§ PROBLEM REQUIREMENTS
Copy out all the lines exactly. Omit pictures.

§ DATA LINES
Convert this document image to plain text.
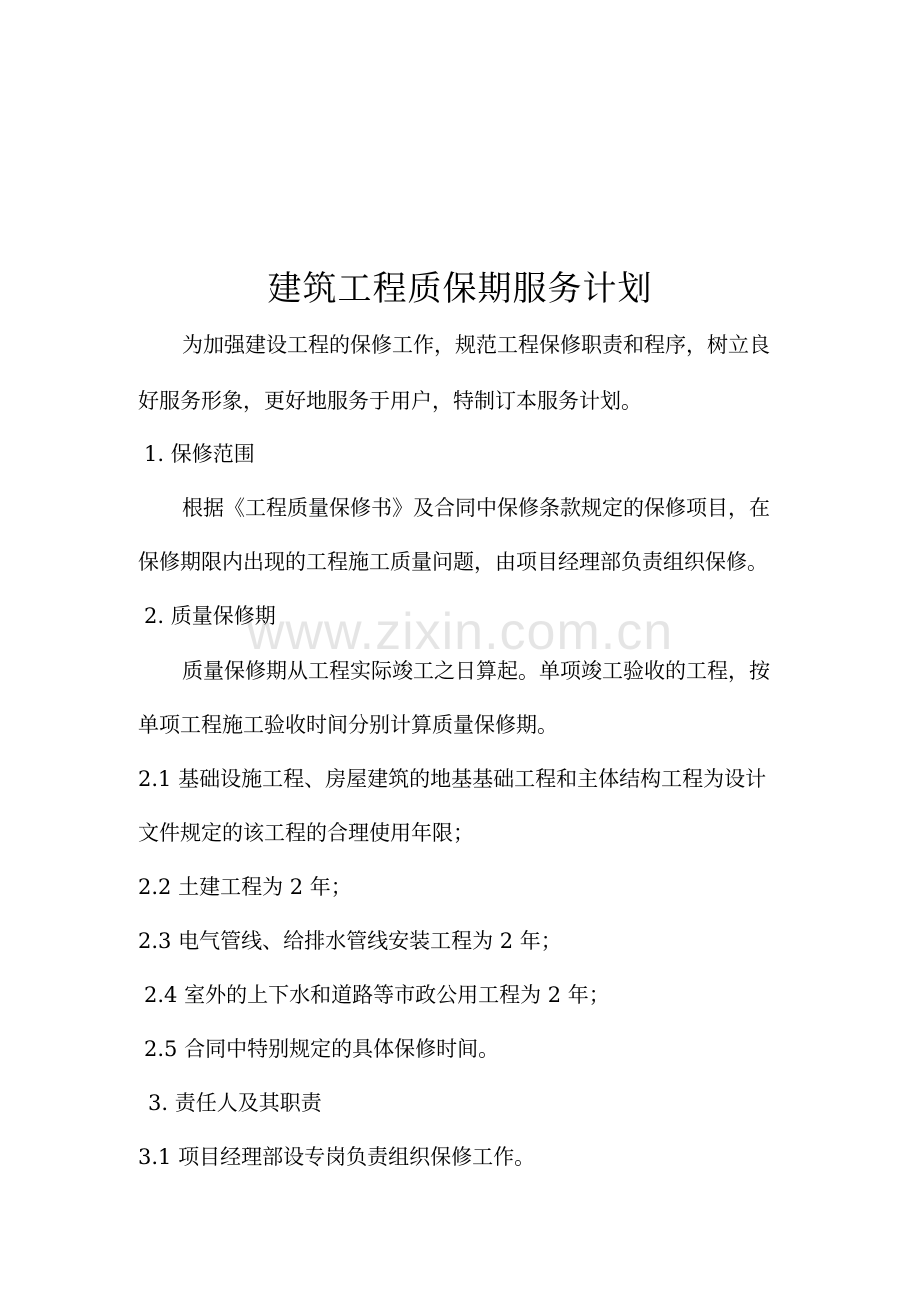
建筑工程质保期服务计划
为加强建设工程的保修工作，规范工程保修职责和程序，树立良
好服务形象，更好地服务于用户，特制订本服务计划。
1. 保修范围
根据《工程质量保修书》及合同中保修条款规定的保修项目，在
保修期限内出现的工程施工质量问题，由项目经理部负责组织保修。
2. 质量保修期
质量保修期从工程实际竣工之日算起。单项竣工验收的工程，按
单项工程施工验收时间分别计算质量保修期。
2.1 基础设施工程、房屋建筑的地基基础工程和主体结构工程为设计
文件规定的该工程的合理使用年限；
2.2 土建工程为 2 年；
2.3 电气管线、给排水管线安装工程为 2 年；
2.4 室外的上下水和道路等市政公用工程为 2 年；
2.5 合同中特别规定的具体保修时间。
3. 责任人及其职责
3.1 项目经理部设专岗负责组织保修工作。
www.zixin.com.cn
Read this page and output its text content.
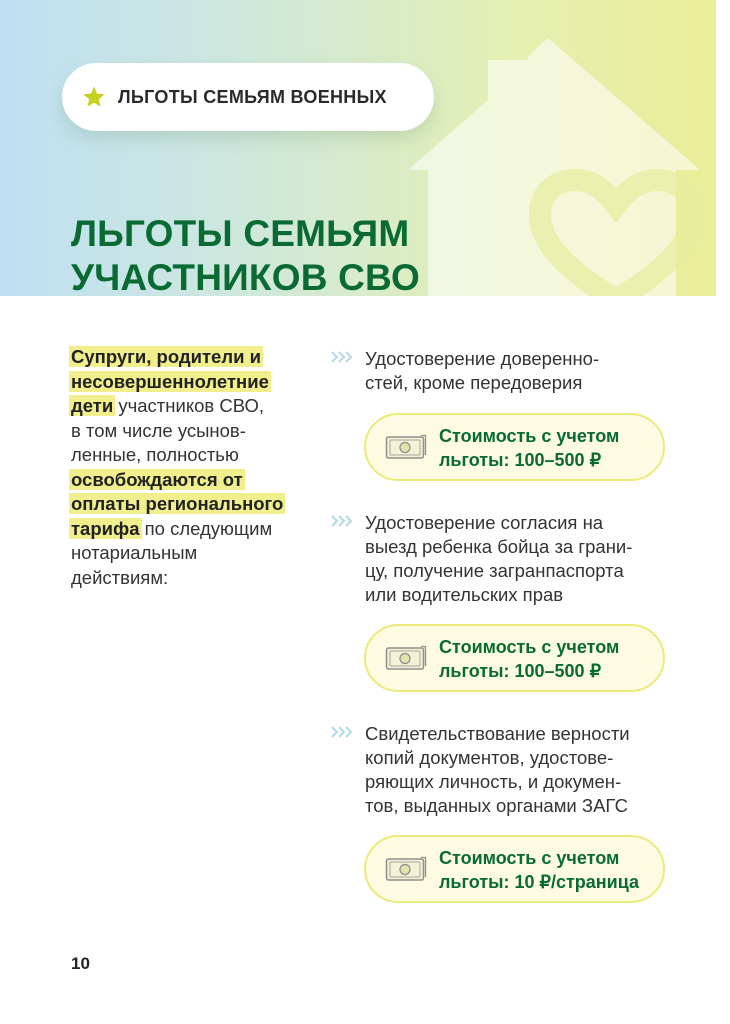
ЛЬГОТЫ СЕМЬЯМ ВОЕННЫХ
ЛЬГОТЫ СЕМЬЯМ
УЧАСТНИКОВ СВО

Супруги, родители и
несовершеннолетние
дети участников СВО,
в том числе усынов-
ленные, полностью
освобождаются от
оплаты регионального
тарифа по следующим
нотариальным
действиям:

Удостоверение доверенно-
стей, кроме передоверия

Стоимость с учетом
льготы: 100–500 ₽

Удостоверение согласия на
выезд ребенка бойца за грани-
цу, получение загранпаспорта
или водительских прав

Стоимость с учетом
льготы: 100–500 ₽

Свидетельствование верности
копий документов, удостове-
ряющих личность, и докумен-
тов, выданных органами ЗАГС

Стоимость с учетом
льготы: 10 ₽/страница

10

§ WRITTEN SOLUTION
Convert this document image to plain text.
建筑工程质保期服务计划
为加强建设工程的保修工作，规范工程保修职责和程序，树立良
好服务形象，更好地服务于用户，特制订本服务计划。
1. 保修范围
根据《工程质量保修书》及合同中保修条款规定的保修项目，在
保修期限内出现的工程施工质量问题，由项目经理部负责组织保修。
2. 质量保修期
质量保修期从工程实际竣工之日算起。单项竣工验收的工程，按
单项工程施工验收时间分别计算质量保修期。
2.1 基础设施工程、房屋建筑的地基基础工程和主体结构工程为设计
文件规定的该工程的合理使用年限；
2.2 土建工程为 2 年；
2.3 电气管线、给排水管线安装工程为 2 年；
2.4 室外的上下水和道路等市政公用工程为 2 年；
2.5 合同中特别规定的具体保修时间。
3. 责任人及其职责
3.1 项目经理部设专岗负责组织保修工作。
www.zixin.com.cn
Read this page and output its text content.
ЛЬГОТЫ СЕМЬЯМ ВОЕННЫХ
ЛЬГОТЫ СЕМЬЯМ
УЧАСТНИКОВ СВО

Супруги, родители и
несовершеннолетние
дети участников СВО,
в том числе усынов-
ленные, полностью
освобождаются от
оплаты регионального
тарифа по следующим
нотариальным
действиям:

Удостоверение доверенно-
стей, кроме передоверия

Стоимость с учетом
льготы: 100–500 ₽

Удостоверение согласия на
выезд ребенка бойца за грани-
цу, получение загранпаспорта
или водительских прав

Стоимость с учетом
льготы: 100–500 ₽

Свидетельствование верности
копий документов, удостове-
ряющих личность, и докумен-
тов, выданных органами ЗАГС

Стоимость с учетом
льготы: 10 ₽/страница

10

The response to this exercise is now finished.